Chart and figure data:
##########

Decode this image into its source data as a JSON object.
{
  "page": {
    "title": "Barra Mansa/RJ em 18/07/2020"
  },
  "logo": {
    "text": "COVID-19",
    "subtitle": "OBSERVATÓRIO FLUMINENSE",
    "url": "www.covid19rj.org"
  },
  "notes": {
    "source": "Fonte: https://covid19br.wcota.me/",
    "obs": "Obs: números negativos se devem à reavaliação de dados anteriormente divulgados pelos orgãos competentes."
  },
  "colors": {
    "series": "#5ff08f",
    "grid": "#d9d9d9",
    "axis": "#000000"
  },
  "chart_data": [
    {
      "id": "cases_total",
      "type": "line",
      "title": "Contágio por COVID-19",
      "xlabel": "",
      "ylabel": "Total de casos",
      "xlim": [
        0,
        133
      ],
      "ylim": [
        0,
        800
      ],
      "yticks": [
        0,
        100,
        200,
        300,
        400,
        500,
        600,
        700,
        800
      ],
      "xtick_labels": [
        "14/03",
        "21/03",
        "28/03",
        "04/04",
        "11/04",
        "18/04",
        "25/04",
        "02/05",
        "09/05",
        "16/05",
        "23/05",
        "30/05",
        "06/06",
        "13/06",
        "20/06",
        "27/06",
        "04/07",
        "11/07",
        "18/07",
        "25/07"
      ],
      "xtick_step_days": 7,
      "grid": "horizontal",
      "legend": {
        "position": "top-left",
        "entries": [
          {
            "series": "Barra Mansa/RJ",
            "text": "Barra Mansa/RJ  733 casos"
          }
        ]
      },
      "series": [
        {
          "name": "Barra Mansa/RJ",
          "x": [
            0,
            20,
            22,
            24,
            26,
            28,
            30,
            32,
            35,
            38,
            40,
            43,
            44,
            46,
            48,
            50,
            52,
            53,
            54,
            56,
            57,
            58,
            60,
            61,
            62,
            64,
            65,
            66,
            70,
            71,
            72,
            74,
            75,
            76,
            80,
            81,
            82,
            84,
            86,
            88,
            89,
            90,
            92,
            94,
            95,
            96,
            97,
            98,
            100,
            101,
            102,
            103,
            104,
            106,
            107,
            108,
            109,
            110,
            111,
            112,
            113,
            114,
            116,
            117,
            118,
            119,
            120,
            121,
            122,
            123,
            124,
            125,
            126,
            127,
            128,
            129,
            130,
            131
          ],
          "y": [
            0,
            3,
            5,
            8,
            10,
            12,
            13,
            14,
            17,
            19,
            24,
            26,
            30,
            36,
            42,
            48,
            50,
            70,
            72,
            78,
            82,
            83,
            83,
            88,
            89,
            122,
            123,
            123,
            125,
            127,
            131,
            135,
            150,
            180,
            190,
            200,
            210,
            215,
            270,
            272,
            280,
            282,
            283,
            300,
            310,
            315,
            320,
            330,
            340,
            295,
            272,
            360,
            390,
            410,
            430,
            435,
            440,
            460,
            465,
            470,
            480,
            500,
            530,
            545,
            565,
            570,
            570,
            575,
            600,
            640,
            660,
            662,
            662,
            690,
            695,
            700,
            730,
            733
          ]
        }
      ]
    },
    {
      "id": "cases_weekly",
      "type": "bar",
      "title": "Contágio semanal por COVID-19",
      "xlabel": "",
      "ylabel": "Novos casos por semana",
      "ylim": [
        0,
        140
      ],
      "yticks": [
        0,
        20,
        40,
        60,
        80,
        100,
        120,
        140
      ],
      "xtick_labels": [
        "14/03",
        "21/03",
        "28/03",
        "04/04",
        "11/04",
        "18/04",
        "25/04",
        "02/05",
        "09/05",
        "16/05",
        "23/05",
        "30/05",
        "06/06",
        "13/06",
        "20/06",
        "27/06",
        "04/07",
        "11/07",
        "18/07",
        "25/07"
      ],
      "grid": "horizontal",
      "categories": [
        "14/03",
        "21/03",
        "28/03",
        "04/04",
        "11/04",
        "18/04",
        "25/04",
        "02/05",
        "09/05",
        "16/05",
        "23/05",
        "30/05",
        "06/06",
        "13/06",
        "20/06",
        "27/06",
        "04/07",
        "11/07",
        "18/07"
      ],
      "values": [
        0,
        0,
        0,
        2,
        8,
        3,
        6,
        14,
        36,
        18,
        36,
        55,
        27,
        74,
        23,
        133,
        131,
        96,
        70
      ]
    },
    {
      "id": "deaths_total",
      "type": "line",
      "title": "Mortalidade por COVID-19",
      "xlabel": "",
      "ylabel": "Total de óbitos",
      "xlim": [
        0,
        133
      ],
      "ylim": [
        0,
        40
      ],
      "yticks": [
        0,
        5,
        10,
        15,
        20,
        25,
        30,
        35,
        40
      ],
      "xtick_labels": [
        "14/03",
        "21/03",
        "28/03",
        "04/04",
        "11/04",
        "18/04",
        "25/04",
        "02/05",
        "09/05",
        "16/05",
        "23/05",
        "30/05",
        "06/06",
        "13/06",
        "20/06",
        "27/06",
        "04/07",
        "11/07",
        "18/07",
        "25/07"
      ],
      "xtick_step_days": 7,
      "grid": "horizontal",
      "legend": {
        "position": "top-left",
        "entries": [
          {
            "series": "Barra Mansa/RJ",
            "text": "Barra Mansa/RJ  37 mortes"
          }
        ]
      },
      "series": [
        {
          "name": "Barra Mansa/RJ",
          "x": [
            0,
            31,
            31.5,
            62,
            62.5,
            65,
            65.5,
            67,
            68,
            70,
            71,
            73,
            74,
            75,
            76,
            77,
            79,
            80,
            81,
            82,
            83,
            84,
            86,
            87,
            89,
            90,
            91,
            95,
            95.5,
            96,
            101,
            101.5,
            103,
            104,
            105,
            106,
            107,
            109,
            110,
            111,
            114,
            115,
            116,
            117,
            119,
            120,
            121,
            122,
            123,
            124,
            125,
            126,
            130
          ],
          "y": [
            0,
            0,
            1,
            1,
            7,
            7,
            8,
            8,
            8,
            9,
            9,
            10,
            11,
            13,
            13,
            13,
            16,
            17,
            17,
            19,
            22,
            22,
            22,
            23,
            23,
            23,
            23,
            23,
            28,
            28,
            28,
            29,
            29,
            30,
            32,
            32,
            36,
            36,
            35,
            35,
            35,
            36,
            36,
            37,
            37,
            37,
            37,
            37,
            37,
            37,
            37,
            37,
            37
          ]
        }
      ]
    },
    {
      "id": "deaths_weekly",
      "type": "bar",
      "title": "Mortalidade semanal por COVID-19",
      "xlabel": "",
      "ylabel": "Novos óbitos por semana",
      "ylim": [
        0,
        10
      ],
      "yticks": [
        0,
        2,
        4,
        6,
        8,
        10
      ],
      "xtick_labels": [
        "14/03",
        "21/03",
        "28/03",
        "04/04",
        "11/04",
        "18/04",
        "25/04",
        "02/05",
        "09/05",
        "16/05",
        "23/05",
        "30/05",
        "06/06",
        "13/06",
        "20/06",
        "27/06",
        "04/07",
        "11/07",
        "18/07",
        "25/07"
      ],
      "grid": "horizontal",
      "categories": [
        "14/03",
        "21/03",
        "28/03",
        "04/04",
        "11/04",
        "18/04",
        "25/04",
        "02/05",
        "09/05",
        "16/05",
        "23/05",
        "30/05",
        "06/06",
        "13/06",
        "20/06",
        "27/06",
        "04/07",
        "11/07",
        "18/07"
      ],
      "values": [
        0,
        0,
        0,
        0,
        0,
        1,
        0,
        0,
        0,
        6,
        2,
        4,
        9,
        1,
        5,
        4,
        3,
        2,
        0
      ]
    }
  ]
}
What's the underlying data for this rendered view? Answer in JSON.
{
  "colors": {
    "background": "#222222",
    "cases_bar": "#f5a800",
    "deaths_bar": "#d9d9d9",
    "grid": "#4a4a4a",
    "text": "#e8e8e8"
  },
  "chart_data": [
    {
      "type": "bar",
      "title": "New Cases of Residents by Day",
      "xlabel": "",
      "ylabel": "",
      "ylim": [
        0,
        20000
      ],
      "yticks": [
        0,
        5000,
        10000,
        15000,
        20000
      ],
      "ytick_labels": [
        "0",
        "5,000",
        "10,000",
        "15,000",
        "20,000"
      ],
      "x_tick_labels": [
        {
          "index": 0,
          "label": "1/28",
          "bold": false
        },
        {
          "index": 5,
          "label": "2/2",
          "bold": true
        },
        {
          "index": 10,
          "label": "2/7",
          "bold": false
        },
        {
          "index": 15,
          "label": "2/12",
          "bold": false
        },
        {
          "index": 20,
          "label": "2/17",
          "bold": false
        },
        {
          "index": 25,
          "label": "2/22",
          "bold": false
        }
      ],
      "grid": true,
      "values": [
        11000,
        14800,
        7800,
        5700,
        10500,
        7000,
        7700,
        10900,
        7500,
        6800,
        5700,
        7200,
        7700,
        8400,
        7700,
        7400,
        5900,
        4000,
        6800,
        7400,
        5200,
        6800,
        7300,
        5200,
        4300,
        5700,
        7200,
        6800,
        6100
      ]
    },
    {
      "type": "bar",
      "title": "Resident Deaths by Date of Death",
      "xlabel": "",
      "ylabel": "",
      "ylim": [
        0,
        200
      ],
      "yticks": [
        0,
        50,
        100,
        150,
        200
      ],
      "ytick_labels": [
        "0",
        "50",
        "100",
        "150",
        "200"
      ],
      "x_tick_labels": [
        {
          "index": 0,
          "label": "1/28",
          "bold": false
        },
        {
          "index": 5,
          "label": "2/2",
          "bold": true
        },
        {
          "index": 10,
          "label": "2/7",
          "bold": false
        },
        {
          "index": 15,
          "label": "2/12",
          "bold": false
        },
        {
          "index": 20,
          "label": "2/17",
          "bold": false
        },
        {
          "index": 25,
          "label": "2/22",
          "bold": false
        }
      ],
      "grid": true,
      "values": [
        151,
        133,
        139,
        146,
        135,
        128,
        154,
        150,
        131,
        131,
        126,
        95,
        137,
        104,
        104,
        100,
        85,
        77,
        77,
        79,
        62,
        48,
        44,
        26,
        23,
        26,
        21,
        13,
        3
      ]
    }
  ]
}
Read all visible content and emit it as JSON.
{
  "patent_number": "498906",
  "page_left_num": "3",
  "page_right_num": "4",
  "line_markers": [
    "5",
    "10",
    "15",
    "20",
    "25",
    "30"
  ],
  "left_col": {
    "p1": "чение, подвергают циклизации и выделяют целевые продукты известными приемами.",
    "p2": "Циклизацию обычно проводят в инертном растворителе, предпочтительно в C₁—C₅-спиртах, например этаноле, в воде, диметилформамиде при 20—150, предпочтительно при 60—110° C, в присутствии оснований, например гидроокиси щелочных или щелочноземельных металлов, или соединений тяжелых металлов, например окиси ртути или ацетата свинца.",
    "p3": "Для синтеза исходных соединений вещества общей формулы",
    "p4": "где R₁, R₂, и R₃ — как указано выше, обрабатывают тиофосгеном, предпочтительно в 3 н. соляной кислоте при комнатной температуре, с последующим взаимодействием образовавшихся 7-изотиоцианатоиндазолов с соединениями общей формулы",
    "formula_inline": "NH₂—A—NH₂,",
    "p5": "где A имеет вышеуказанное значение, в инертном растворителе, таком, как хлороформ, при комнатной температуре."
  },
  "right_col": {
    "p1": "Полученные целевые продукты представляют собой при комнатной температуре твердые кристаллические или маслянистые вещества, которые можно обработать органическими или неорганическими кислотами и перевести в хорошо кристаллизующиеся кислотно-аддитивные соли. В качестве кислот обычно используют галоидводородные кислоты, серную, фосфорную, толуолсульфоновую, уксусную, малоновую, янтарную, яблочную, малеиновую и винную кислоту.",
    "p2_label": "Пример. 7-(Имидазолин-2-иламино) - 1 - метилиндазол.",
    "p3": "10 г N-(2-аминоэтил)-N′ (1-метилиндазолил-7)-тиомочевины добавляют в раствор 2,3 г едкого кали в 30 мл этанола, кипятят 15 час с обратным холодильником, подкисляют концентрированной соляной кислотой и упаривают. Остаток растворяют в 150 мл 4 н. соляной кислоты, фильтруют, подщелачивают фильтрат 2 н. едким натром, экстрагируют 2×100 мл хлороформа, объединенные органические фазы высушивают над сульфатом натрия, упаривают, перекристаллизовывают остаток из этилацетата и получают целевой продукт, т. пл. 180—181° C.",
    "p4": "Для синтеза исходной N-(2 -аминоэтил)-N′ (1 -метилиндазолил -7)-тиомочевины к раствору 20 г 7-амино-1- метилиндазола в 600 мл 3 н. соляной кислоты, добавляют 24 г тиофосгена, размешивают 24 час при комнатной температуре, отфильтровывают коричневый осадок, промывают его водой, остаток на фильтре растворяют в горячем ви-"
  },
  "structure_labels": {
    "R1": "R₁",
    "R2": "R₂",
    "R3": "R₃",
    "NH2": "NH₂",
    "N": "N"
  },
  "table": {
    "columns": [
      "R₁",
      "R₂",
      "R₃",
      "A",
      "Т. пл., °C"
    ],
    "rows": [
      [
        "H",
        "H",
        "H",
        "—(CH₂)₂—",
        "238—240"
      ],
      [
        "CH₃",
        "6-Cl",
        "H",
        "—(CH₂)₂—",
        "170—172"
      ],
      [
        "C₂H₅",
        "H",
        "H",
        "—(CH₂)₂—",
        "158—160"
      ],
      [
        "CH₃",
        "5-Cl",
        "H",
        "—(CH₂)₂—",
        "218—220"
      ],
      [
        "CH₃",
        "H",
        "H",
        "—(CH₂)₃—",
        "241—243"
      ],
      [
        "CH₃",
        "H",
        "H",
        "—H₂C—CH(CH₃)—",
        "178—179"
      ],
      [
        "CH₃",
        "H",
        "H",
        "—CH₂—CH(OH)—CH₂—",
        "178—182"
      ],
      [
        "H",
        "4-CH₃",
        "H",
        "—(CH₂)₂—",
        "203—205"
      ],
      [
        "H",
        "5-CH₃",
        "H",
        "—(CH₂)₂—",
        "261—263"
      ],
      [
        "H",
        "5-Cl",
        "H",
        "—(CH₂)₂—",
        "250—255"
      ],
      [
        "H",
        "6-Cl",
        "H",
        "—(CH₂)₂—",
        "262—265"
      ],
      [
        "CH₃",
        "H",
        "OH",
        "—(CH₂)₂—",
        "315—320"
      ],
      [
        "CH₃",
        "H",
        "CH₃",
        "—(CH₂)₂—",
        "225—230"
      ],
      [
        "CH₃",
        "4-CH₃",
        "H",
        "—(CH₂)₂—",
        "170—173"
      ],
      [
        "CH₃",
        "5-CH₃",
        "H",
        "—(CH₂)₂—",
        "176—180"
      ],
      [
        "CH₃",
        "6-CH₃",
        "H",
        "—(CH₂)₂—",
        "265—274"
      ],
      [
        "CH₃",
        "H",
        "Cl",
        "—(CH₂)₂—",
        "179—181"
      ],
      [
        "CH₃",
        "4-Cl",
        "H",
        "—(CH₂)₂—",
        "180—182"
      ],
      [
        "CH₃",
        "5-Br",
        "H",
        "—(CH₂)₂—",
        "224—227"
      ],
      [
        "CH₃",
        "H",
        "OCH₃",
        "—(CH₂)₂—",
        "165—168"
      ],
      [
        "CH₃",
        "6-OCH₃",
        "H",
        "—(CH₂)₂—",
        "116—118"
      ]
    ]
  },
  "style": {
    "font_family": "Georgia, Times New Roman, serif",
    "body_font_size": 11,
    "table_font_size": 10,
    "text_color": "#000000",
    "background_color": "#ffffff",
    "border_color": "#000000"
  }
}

##########

Using the listing above, locate the lines that hold "semanal" and copy each one.

      "title": "Contágio semanal por COVID-19",
      "title": "Mortalidade semanal por COVID-19",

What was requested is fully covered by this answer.